BEGIN Provided material

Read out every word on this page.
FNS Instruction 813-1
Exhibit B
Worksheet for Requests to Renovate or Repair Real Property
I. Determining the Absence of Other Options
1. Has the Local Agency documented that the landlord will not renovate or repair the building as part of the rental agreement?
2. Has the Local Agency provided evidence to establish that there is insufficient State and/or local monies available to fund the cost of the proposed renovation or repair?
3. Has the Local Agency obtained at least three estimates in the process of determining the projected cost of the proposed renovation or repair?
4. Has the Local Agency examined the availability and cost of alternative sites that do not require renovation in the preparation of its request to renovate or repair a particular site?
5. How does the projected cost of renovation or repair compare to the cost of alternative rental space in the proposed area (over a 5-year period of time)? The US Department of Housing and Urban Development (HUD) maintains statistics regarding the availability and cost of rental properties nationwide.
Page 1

END Provided material

**Problem:**
Return the material exactly as it stands.

**Task solution:**
Read out every word on this page.
FNS Instruction 813-1
Exhibit B
Worksheet for Requests to Renovate or Repair Real Property
I. Determining the Absence of Other Options
1. Has the Local Agency documented that the landlord will not renovate or repair the building as part of the rental agreement?
2. Has the Local Agency provided evidence to establish that there is insufficient State and/or local monies available to fund the cost of the proposed renovation or repair?
3. Has the Local Agency obtained at least three estimates in the process of determining the projected cost of the proposed renovation or repair?
4. Has the Local Agency examined the availability and cost of alternative sites that do not require renovation in the preparation of its request to renovate or repair a particular site?
5. How does the projected cost of renovation or repair compare to the cost of alternative rental space in the proposed area (over a 5-year period of time)? The US Department of Housing and Urban Development (HUD) maintains statistics regarding the availability and cost of rental properties nationwide.
Page 1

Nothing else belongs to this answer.